━━━ DATASET ENTRIES

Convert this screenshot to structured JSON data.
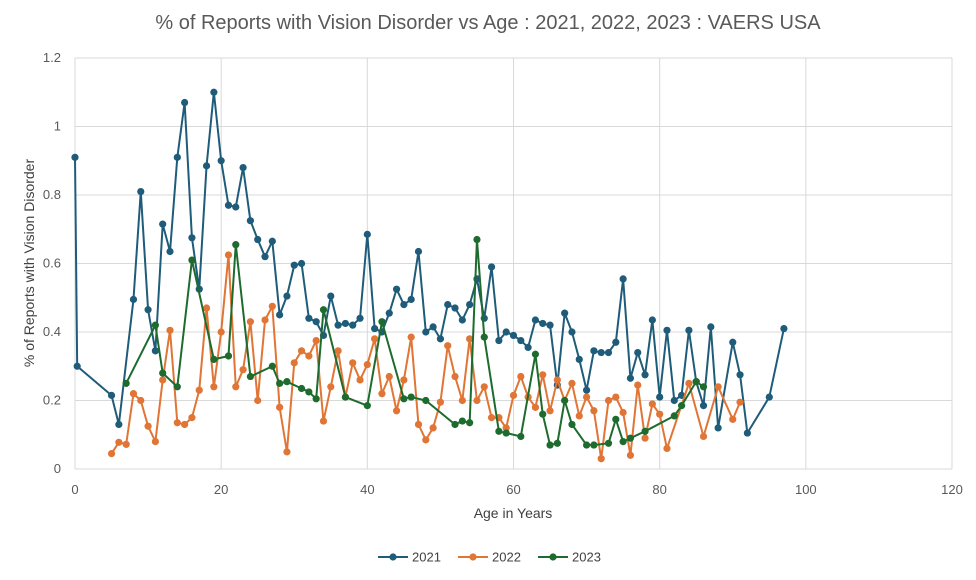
{
  "chart_data": {
    "type": "line",
    "title": "% of Reports with Vision Disorder vs Age : 2021, 2022, 2023 : VAERS USA",
    "xlabel": "Age in Years",
    "ylabel": "% of Reports with Vision Disorder",
    "xlim": [
      0,
      120
    ],
    "ylim": [
      0,
      1.2
    ],
    "xticks": [
      "0",
      "20",
      "40",
      "60",
      "80",
      "100",
      "120"
    ],
    "yticks": [
      "0",
      "0.2",
      "0.4",
      "0.6",
      "0.8",
      "1",
      "1.2"
    ],
    "grid": true,
    "legend_position": "bottom",
    "series": [
      {
        "name": "2021",
        "color": "#1f5c7a",
        "points": [
          [
            0,
            0.91
          ],
          [
            0.3,
            0.3
          ],
          [
            5,
            0.215
          ],
          [
            6,
            0.13
          ],
          [
            8,
            0.495
          ],
          [
            9,
            0.81
          ],
          [
            10,
            0.465
          ],
          [
            11,
            0.345
          ],
          [
            12,
            0.715
          ],
          [
            13,
            0.635
          ],
          [
            14,
            0.91
          ],
          [
            15,
            1.07
          ],
          [
            16,
            0.675
          ],
          [
            17,
            0.525
          ],
          [
            18,
            0.885
          ],
          [
            19,
            1.1
          ],
          [
            20,
            0.9
          ],
          [
            21,
            0.77
          ],
          [
            22,
            0.765
          ],
          [
            23,
            0.88
          ],
          [
            24,
            0.725
          ],
          [
            25,
            0.67
          ],
          [
            26,
            0.62
          ],
          [
            27,
            0.665
          ],
          [
            28,
            0.45
          ],
          [
            29,
            0.505
          ],
          [
            30,
            0.595
          ],
          [
            31,
            0.6
          ],
          [
            32,
            0.44
          ],
          [
            33,
            0.43
          ],
          [
            34,
            0.39
          ],
          [
            35,
            0.505
          ],
          [
            36,
            0.42
          ],
          [
            37,
            0.425
          ],
          [
            38,
            0.42
          ],
          [
            39,
            0.44
          ],
          [
            40,
            0.685
          ],
          [
            41,
            0.41
          ],
          [
            42,
            0.4
          ],
          [
            43,
            0.455
          ],
          [
            44,
            0.525
          ],
          [
            45,
            0.48
          ],
          [
            46,
            0.495
          ],
          [
            47,
            0.635
          ],
          [
            48,
            0.4
          ],
          [
            49,
            0.415
          ],
          [
            50,
            0.38
          ],
          [
            51,
            0.48
          ],
          [
            52,
            0.47
          ],
          [
            53,
            0.435
          ],
          [
            54,
            0.48
          ],
          [
            55,
            0.555
          ],
          [
            56,
            0.44
          ],
          [
            57,
            0.59
          ],
          [
            58,
            0.375
          ],
          [
            59,
            0.4
          ],
          [
            60,
            0.39
          ],
          [
            61,
            0.375
          ],
          [
            62,
            0.355
          ],
          [
            63,
            0.435
          ],
          [
            64,
            0.425
          ],
          [
            65,
            0.42
          ],
          [
            66,
            0.245
          ],
          [
            67,
            0.455
          ],
          [
            68,
            0.4
          ],
          [
            69,
            0.32
          ],
          [
            70,
            0.23
          ],
          [
            71,
            0.345
          ],
          [
            72,
            0.34
          ],
          [
            73,
            0.34
          ],
          [
            74,
            0.37
          ],
          [
            75,
            0.555
          ],
          [
            76,
            0.265
          ],
          [
            77,
            0.34
          ],
          [
            78,
            0.275
          ],
          [
            79,
            0.435
          ],
          [
            80,
            0.21
          ],
          [
            81,
            0.405
          ],
          [
            82,
            0.2
          ],
          [
            83,
            0.215
          ],
          [
            84,
            0.405
          ],
          [
            85,
            0.255
          ],
          [
            86,
            0.185
          ],
          [
            87,
            0.415
          ],
          [
            88,
            0.12
          ],
          [
            90,
            0.37
          ],
          [
            91,
            0.275
          ],
          [
            92,
            0.105
          ],
          [
            95,
            0.21
          ],
          [
            97,
            0.41
          ]
        ]
      },
      {
        "name": "2022",
        "color": "#e07535",
        "points": [
          [
            5,
            0.045
          ],
          [
            6,
            0.078
          ],
          [
            7,
            0.072
          ],
          [
            8,
            0.22
          ],
          [
            9,
            0.2
          ],
          [
            10,
            0.125
          ],
          [
            11,
            0.08
          ],
          [
            12,
            0.26
          ],
          [
            13,
            0.405
          ],
          [
            14,
            0.135
          ],
          [
            15,
            0.13
          ],
          [
            16,
            0.15
          ],
          [
            17,
            0.23
          ],
          [
            18,
            0.47
          ],
          [
            19,
            0.24
          ],
          [
            20,
            0.4
          ],
          [
            21,
            0.625
          ],
          [
            22,
            0.24
          ],
          [
            23,
            0.29
          ],
          [
            24,
            0.43
          ],
          [
            25,
            0.2
          ],
          [
            26,
            0.435
          ],
          [
            27,
            0.475
          ],
          [
            28,
            0.18
          ],
          [
            29,
            0.05
          ],
          [
            30,
            0.31
          ],
          [
            31,
            0.345
          ],
          [
            32,
            0.33
          ],
          [
            33,
            0.375
          ],
          [
            34,
            0.14
          ],
          [
            35,
            0.24
          ],
          [
            36,
            0.345
          ],
          [
            37,
            0.21
          ],
          [
            38,
            0.31
          ],
          [
            39,
            0.26
          ],
          [
            40,
            0.305
          ],
          [
            41,
            0.38
          ],
          [
            42,
            0.22
          ],
          [
            43,
            0.27
          ],
          [
            44,
            0.17
          ],
          [
            45,
            0.26
          ],
          [
            46,
            0.385
          ],
          [
            47,
            0.13
          ],
          [
            48,
            0.085
          ],
          [
            49,
            0.12
          ],
          [
            50,
            0.195
          ],
          [
            51,
            0.36
          ],
          [
            52,
            0.27
          ],
          [
            53,
            0.2
          ],
          [
            54,
            0.38
          ],
          [
            55,
            0.2
          ],
          [
            56,
            0.24
          ],
          [
            57,
            0.15
          ],
          [
            58,
            0.15
          ],
          [
            59,
            0.12
          ],
          [
            60,
            0.215
          ],
          [
            61,
            0.27
          ],
          [
            62,
            0.21
          ],
          [
            63,
            0.18
          ],
          [
            64,
            0.275
          ],
          [
            65,
            0.17
          ],
          [
            66,
            0.26
          ],
          [
            67,
            0.2
          ],
          [
            68,
            0.25
          ],
          [
            69,
            0.155
          ],
          [
            70,
            0.21
          ],
          [
            71,
            0.17
          ],
          [
            72,
            0.03
          ],
          [
            73,
            0.2
          ],
          [
            74,
            0.21
          ],
          [
            75,
            0.165
          ],
          [
            76,
            0.04
          ],
          [
            77,
            0.245
          ],
          [
            78,
            0.09
          ],
          [
            79,
            0.19
          ],
          [
            80,
            0.16
          ],
          [
            81,
            0.06
          ],
          [
            84,
            0.25
          ],
          [
            86,
            0.095
          ],
          [
            88,
            0.24
          ],
          [
            90,
            0.145
          ],
          [
            91,
            0.195
          ]
        ]
      },
      {
        "name": "2023",
        "color": "#1e6b2e",
        "points": [
          [
            7,
            0.25
          ],
          [
            11,
            0.42
          ],
          [
            12,
            0.28
          ],
          [
            14,
            0.24
          ],
          [
            16,
            0.61
          ],
          [
            19,
            0.32
          ],
          [
            21,
            0.33
          ],
          [
            22,
            0.655
          ],
          [
            24,
            0.27
          ],
          [
            27,
            0.3
          ],
          [
            28,
            0.25
          ],
          [
            29,
            0.255
          ],
          [
            31,
            0.235
          ],
          [
            32,
            0.225
          ],
          [
            33,
            0.205
          ],
          [
            34,
            0.465
          ],
          [
            37,
            0.21
          ],
          [
            40,
            0.185
          ],
          [
            42,
            0.43
          ],
          [
            45,
            0.205
          ],
          [
            46,
            0.21
          ],
          [
            48,
            0.2
          ],
          [
            52,
            0.13
          ],
          [
            53,
            0.14
          ],
          [
            54,
            0.135
          ],
          [
            55,
            0.67
          ],
          [
            56,
            0.385
          ],
          [
            58,
            0.11
          ],
          [
            59,
            0.105
          ],
          [
            61,
            0.095
          ],
          [
            63,
            0.335
          ],
          [
            64,
            0.16
          ],
          [
            65,
            0.07
          ],
          [
            66,
            0.075
          ],
          [
            67,
            0.2
          ],
          [
            68,
            0.13
          ],
          [
            70,
            0.07
          ],
          [
            71,
            0.07
          ],
          [
            73,
            0.075
          ],
          [
            74,
            0.145
          ],
          [
            75,
            0.08
          ],
          [
            76,
            0.09
          ],
          [
            78,
            0.11
          ],
          [
            82,
            0.155
          ],
          [
            83,
            0.185
          ],
          [
            85,
            0.255
          ],
          [
            86,
            0.24
          ]
        ]
      }
    ]
  }
}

━━━━━━

REQUIREMENT:
Filter lines by "with" and return each hit.

EXERCISE SOLUTION:
    "title": "% of Reports with Vision Disorder vs Age : 2021, 2022, 2023 : VAERS USA",
    "ylabel": "% of Reports with Vision Disorder",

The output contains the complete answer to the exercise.